Written request: State how many lines of the entries hold the string "future", and nothing more.

## START Supplied material

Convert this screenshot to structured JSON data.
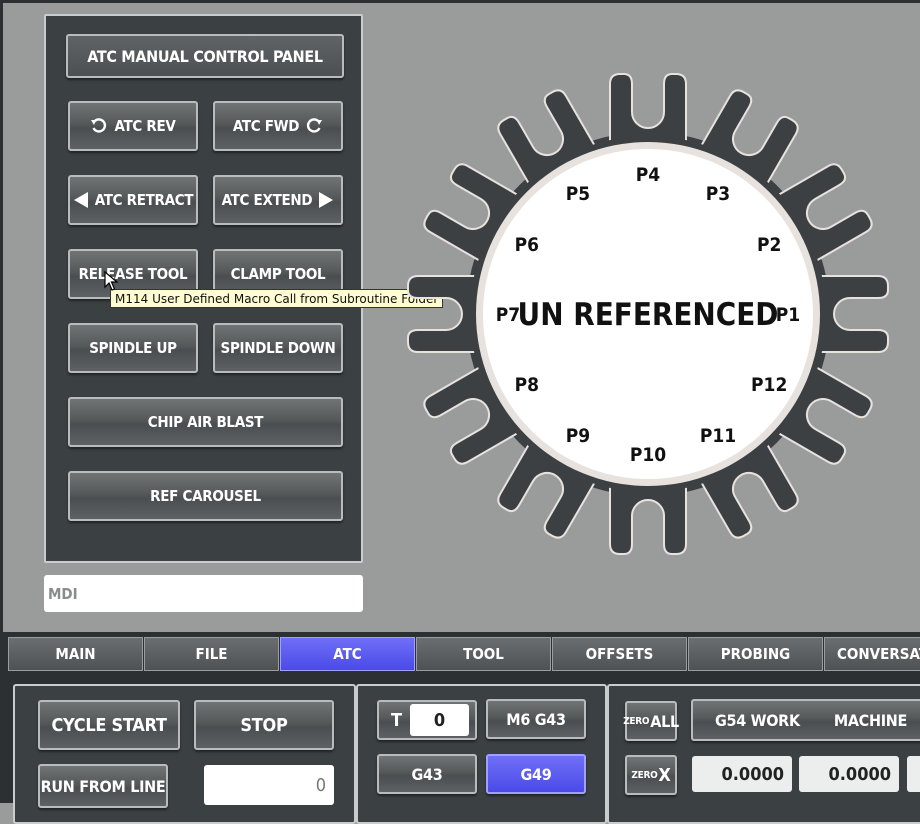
{
  "panel": {
    "title": "ATC MANUAL CONTROL PANEL",
    "atc_rev": "ATC REV",
    "atc_fwd": "ATC FWD",
    "atc_retract": "ATC RETRACT",
    "atc_extend": "ATC EXTEND",
    "release_tool": "RELEASE TOOL",
    "clamp_tool": "CLAMP TOOL",
    "spindle_up": "SPINDLE UP",
    "spindle_down": "SPINDLE DOWN",
    "chip_air_blast": "CHIP AIR BLAST",
    "ref_carousel": "REF CAROUSEL"
  },
  "tooltip": "M114 User Defined Macro Call from Subroutine Folder",
  "mdi": {
    "placeholder": "MDI"
  },
  "carousel": {
    "status": "UN REFERENCED",
    "pockets": [
      "P1",
      "P2",
      "P3",
      "P4",
      "P5",
      "P6",
      "P7",
      "P8",
      "P9",
      "P10",
      "P11",
      "P12"
    ],
    "colors": {
      "body": "#3c4043",
      "face": "#ffffff",
      "rim": "#e6e0dc"
    }
  },
  "tabs": [
    {
      "label": "MAIN",
      "active": false
    },
    {
      "label": "FILE",
      "active": false
    },
    {
      "label": "ATC",
      "active": true
    },
    {
      "label": "TOOL",
      "active": false
    },
    {
      "label": "OFFSETS",
      "active": false
    },
    {
      "label": "PROBING",
      "active": false
    },
    {
      "label": "CONVERSATIONAL",
      "active": false
    }
  ],
  "bottom": {
    "cycle_start": "CYCLE START",
    "stop": "STOP",
    "run_from_line": "RUN FROM LINE",
    "run_from_line_value": "0",
    "t_label": "T",
    "t_value": "0",
    "m6g43": "M6 G43",
    "g43": "G43",
    "g49": "G49",
    "zero_all_small": "ZERO",
    "zero_all_big": "ALL",
    "zero_x_small": "ZERO",
    "zero_x_big": "X",
    "g54_work": "G54 WORK",
    "machine": "MACHINE",
    "x_work": "0.0000",
    "x_machine": "0.0000"
  },
  "accent": "#5555ee"
}
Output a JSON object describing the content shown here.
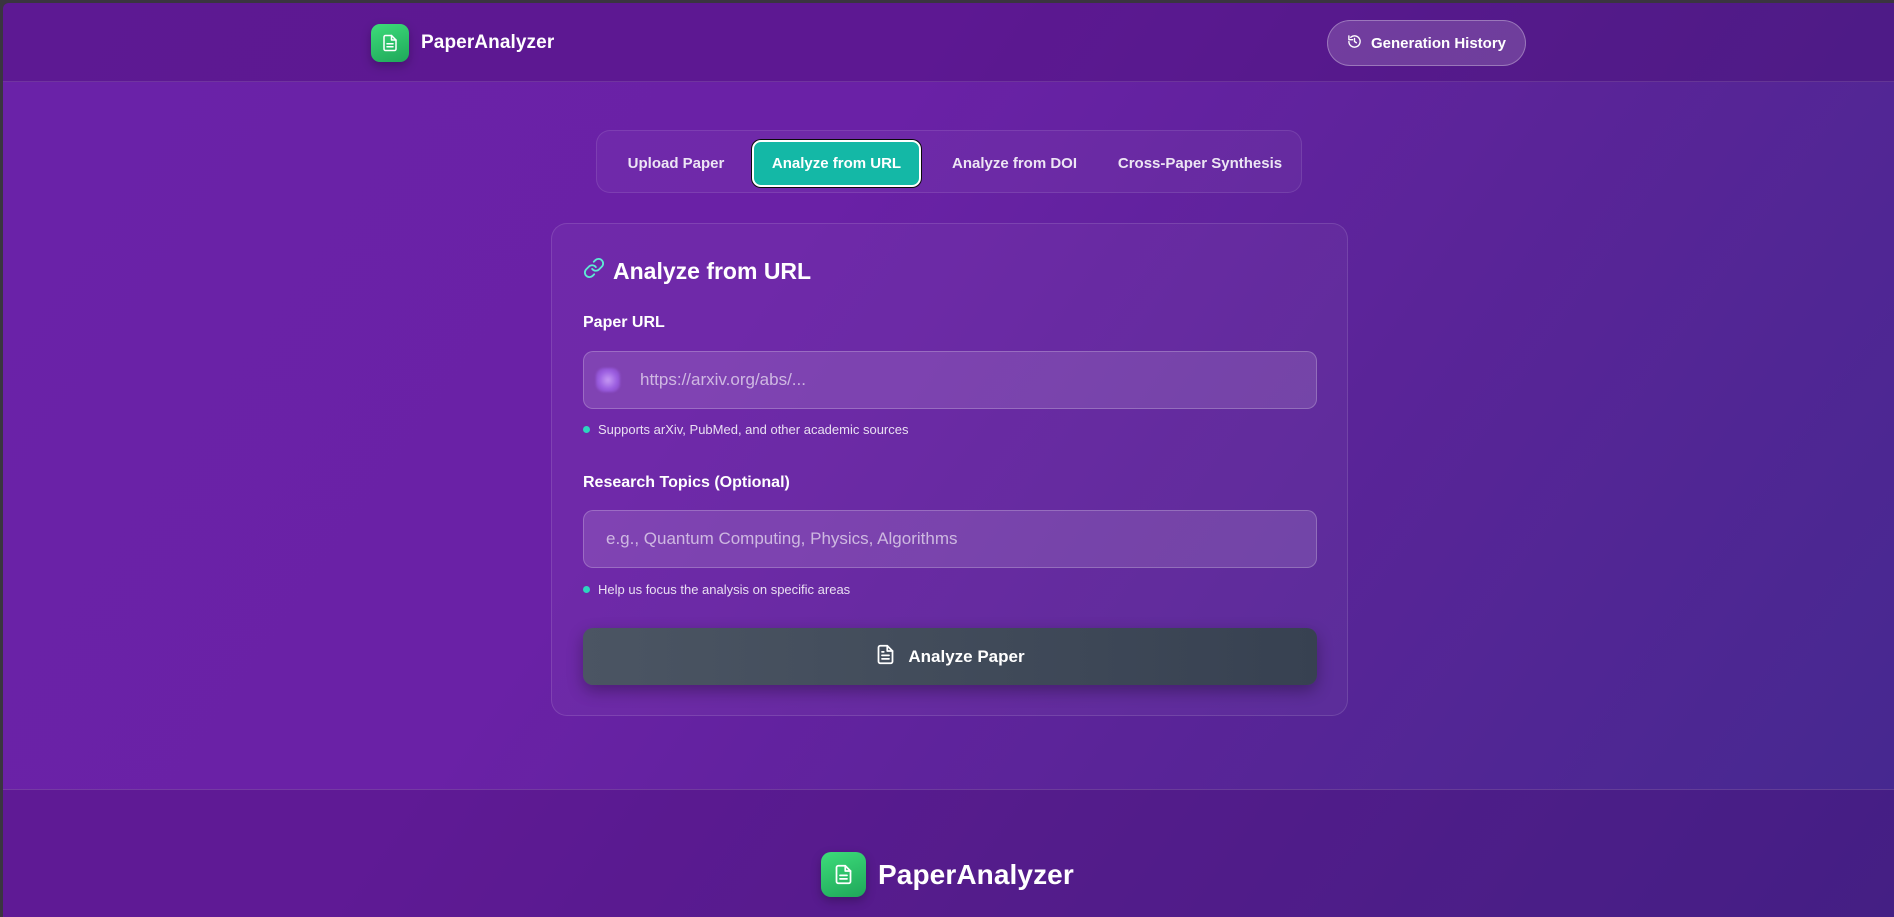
{
  "header": {
    "brand": "PaperAnalyzer",
    "history_button": "Generation History"
  },
  "tabs": [
    {
      "label": "Upload Paper",
      "active": false
    },
    {
      "label": "Analyze from URL",
      "active": true
    },
    {
      "label": "Analyze from DOI",
      "active": false
    },
    {
      "label": "Cross-Paper Synthesis",
      "active": false
    }
  ],
  "card": {
    "title": "Analyze from URL",
    "url_label": "Paper URL",
    "url_placeholder": "https://arxiv.org/abs/...",
    "url_hint": "Supports arXiv, PubMed, and other academic sources",
    "topics_label": "Research Topics (Optional)",
    "topics_placeholder": "e.g., Quantum Computing, Physics, Algorithms",
    "topics_hint": "Help us focus the analysis on specific areas",
    "analyze_button": "Analyze Paper"
  },
  "footer": {
    "brand": "PaperAnalyzer"
  },
  "colors": {
    "accent": "#14b8a6",
    "logo_green": "#22c55e",
    "background": "#6a21a6",
    "button_gray": "#4b5563"
  },
  "icons": {
    "brand": "document-icon",
    "history": "history-icon",
    "card_title": "link-icon",
    "analyze": "document-icon"
  }
}
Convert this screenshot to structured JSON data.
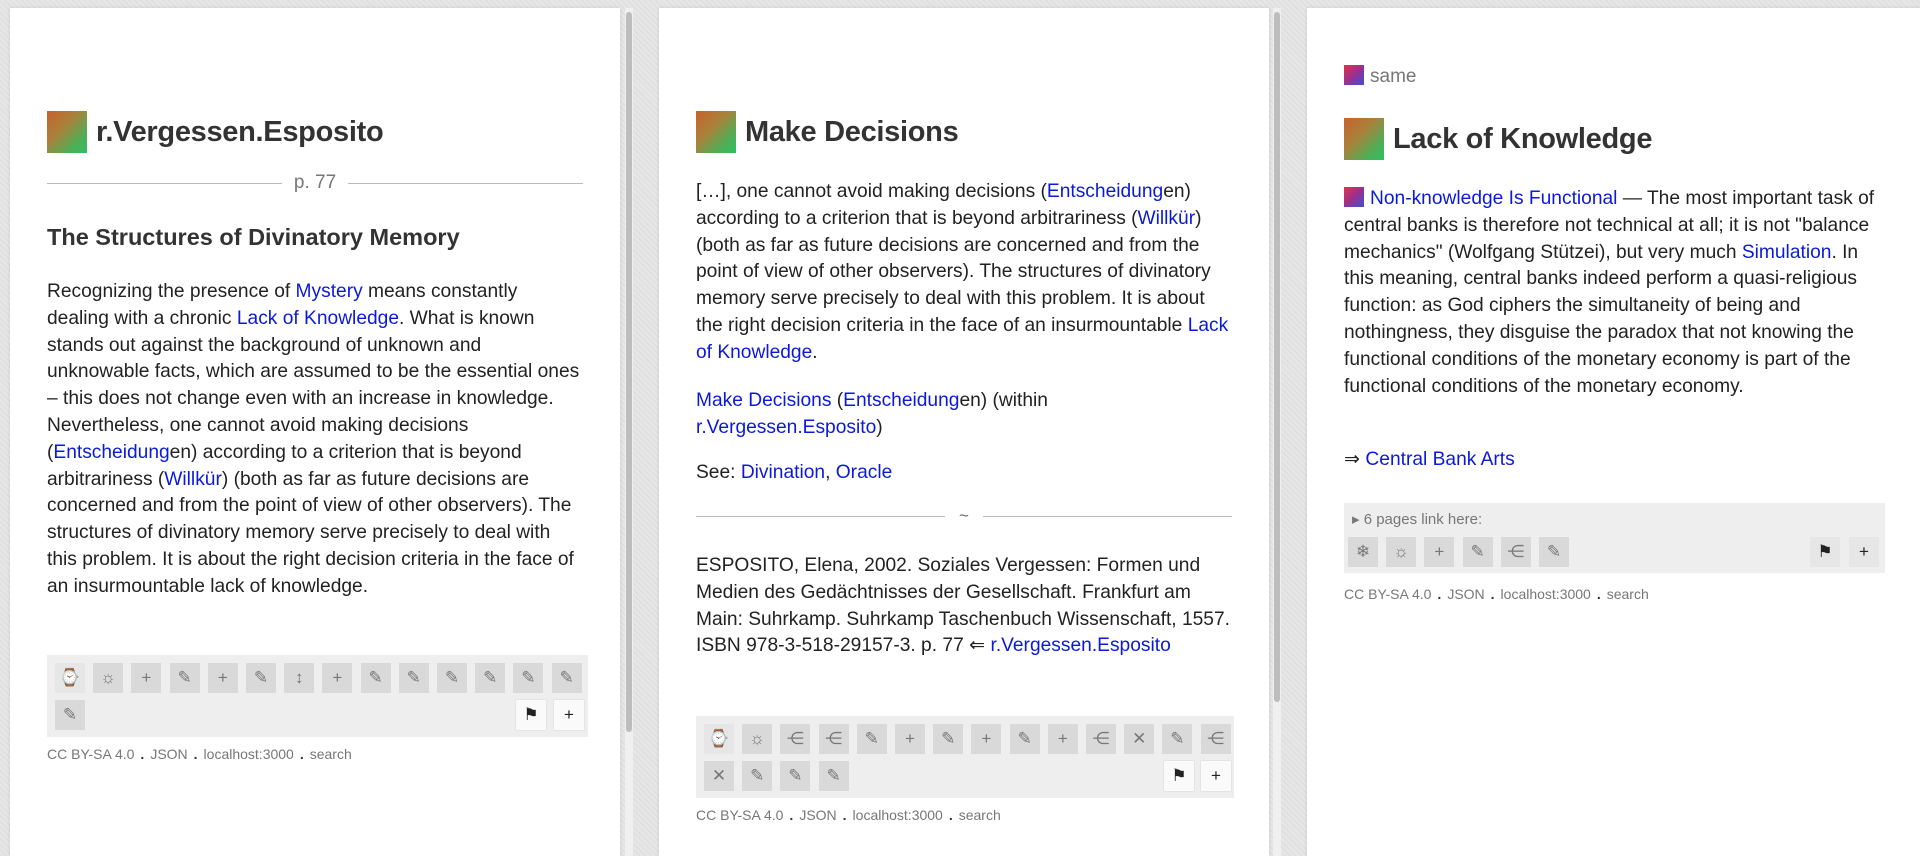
{
  "page1": {
    "title": "r.Vergessen.Esposito",
    "page_marker": "p. 77",
    "heading": "The Structures of Divinatory Memory",
    "body": [
      {
        "t": "Recognizing the presence of "
      },
      {
        "t": "Mystery",
        "link": true
      },
      {
        "t": " means constantly dealing with a chronic "
      },
      {
        "t": "Lack of Knowledge",
        "link": true
      },
      {
        "t": ". What is known stands out against the background of unknown and unknowable facts, which are assumed to be the essential ones – this does not change even with an increase in knowledge. Nevertheless, one cannot avoid making decisions ("
      },
      {
        "t": "Entscheidung",
        "link": true
      },
      {
        "t": "en) according to a criterion that is beyond arbitrariness ("
      },
      {
        "t": "Willkür",
        "link": true
      },
      {
        "t": ") (both as far as future decisions are concerned and from the point of view of other observers). The structures of divinatory memory serve precisely to deal with this problem. It is about the right decision criteria in the face of an insurmountable lack of knowledge."
      }
    ],
    "toolbar_icons": [
      "watch-icon",
      "sun-icon",
      "plus-icon",
      "pencil-icon",
      "plus-icon",
      "pencil-icon",
      "move-vertical-icon",
      "plus-icon",
      "pencil-icon",
      "pencil-icon",
      "pencil-icon",
      "pencil-icon",
      "pencil-icon",
      "pencil-icon",
      "pencil-icon"
    ],
    "footer": [
      "CC BY-SA 4.0",
      "JSON",
      "localhost:3000",
      "search"
    ]
  },
  "page2": {
    "title": "Make Decisions",
    "para1": [
      {
        "t": "[…], one cannot avoid making decisions ("
      },
      {
        "t": "Entscheidung",
        "link": true
      },
      {
        "t": "en) according to a criterion that is beyond arbitrariness ("
      },
      {
        "t": "Willkür",
        "link": true
      },
      {
        "t": ") (both as far as future decisions are concerned and from the point of view of other observers). The structures of divinatory memory serve precisely to deal with this problem. It is about the right decision criteria in the face of an insurmountable "
      },
      {
        "t": "Lack of Knowledge",
        "link": true
      },
      {
        "t": "."
      }
    ],
    "para2": [
      {
        "t": "Make Decisions",
        "link": true
      },
      {
        "t": " ("
      },
      {
        "t": "Entscheidung",
        "link": true
      },
      {
        "t": "en) (within "
      },
      {
        "t": "r.Vergessen.Esposito",
        "link": true
      },
      {
        "t": ")"
      }
    ],
    "para3": [
      {
        "t": "See: "
      },
      {
        "t": "Divination",
        "link": true
      },
      {
        "t": ", "
      },
      {
        "t": "Oracle",
        "link": true
      }
    ],
    "separator": "~",
    "para4": [
      {
        "t": "ESPOSITO, Elena, 2002. Soziales Vergessen: Formen und Medien des Gedächtnisses der Gesellschaft. Frankfurt am Main: Suhrkamp. Suhrkamp Taschenbuch Wissenschaft, 1557. ISBN 978-3-518-29157-3. p. 77 ⇐ "
      },
      {
        "t": "r.Vergessen.Esposito",
        "link": true
      }
    ],
    "toolbar_icons": [
      "watch-icon",
      "sun-icon",
      "fork-icon",
      "fork-icon",
      "pencil-icon",
      "plus-icon",
      "pencil-icon",
      "plus-icon",
      "pencil-icon",
      "plus-icon",
      "fork-icon",
      "remove-icon",
      "pencil-icon",
      "fork-icon",
      "remove-icon",
      "pencil-icon",
      "pencil-icon",
      "pencil-icon"
    ],
    "footer": [
      "CC BY-SA 4.0",
      "JSON",
      "localhost:3000",
      "search"
    ]
  },
  "page3": {
    "same_label": "same",
    "title": "Lack of Knowledge",
    "para1": [
      {
        "t": "Non-knowledge Is Functional",
        "link": true
      },
      {
        "t": " — The most important task of central banks is therefore not technical at all; it is not \"balance mechanics\" (Wolfgang Stützei), but very much "
      },
      {
        "t": "Simulation",
        "link": true
      },
      {
        "t": ". In this meaning, central banks indeed perform a quasi-religious function: as God ciphers the simultaneity of being and nothingness, they disguise the paradox that not knowing the functional conditions of the monetary economy is part of the functional conditions of the monetary economy."
      }
    ],
    "arrow": "⇒",
    "arrow_link": "Central Bank Arts",
    "backlinks": "▸ 6 pages link here:",
    "toolbar_icons": [
      "snowflake-icon",
      "sun-icon",
      "plus-icon",
      "pencil-icon",
      "fork-icon",
      "pencil-icon"
    ],
    "footer": [
      "CC BY-SA 4.0",
      "JSON",
      "localhost:3000",
      "search"
    ]
  },
  "icons": {
    "watch-icon": "⌚",
    "sun-icon": "☼",
    "plus-icon": "+",
    "pencil-icon": "✎",
    "move-vertical-icon": "↕",
    "fork-icon": "⋲",
    "remove-icon": "✕",
    "snowflake-icon": "❄",
    "flag-icon": "⚑",
    "add-icon": "+"
  }
}
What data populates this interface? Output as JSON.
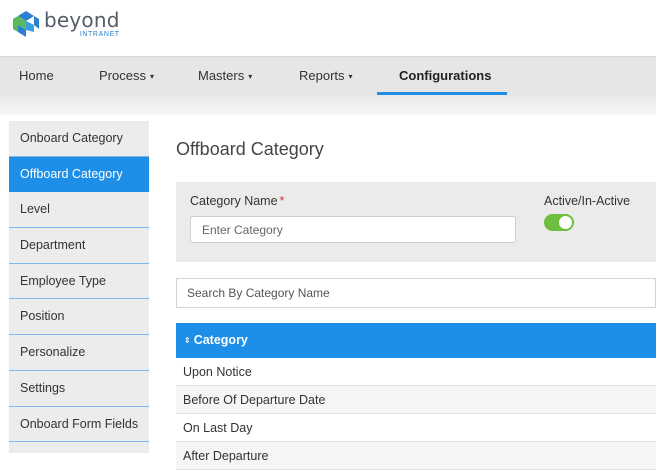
{
  "brand": {
    "name": "beyond",
    "sub": "INTRANET",
    "colors": {
      "blue": "#2a7fd0",
      "green": "#5cb85c"
    }
  },
  "nav": {
    "items": [
      {
        "label": "Home",
        "caret": ""
      },
      {
        "label": "Process",
        "caret": "▾"
      },
      {
        "label": "Masters",
        "caret": "▾"
      },
      {
        "label": "Reports",
        "caret": "▾"
      },
      {
        "label": "Configurations",
        "caret": ""
      }
    ],
    "active_index": 4
  },
  "sidebar": {
    "items": [
      {
        "label": "Onboard Category"
      },
      {
        "label": "Offboard Category"
      },
      {
        "label": "Level"
      },
      {
        "label": "Department"
      },
      {
        "label": "Employee Type"
      },
      {
        "label": "Position"
      },
      {
        "label": "Personalize"
      },
      {
        "label": "Settings"
      },
      {
        "label": "Onboard Form Fields"
      }
    ],
    "active_index": 1
  },
  "page": {
    "title": "Offboard Category"
  },
  "form": {
    "category_label": "Category Name",
    "required_mark": "*",
    "category_placeholder": "Enter Category",
    "active_label": "Active/In-Active",
    "active_on": true
  },
  "search": {
    "placeholder": "Search By Category Name"
  },
  "table": {
    "sort_icon": "⇕",
    "header": "Category",
    "rows": [
      "Upon Notice",
      "Before Of Departure Date",
      "On Last Day",
      "After Departure"
    ]
  },
  "colors": {
    "accent": "#1e8fe8",
    "toggle_on": "#6fbf3e",
    "required": "#e0322e"
  }
}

## END Supplied material

The response: 2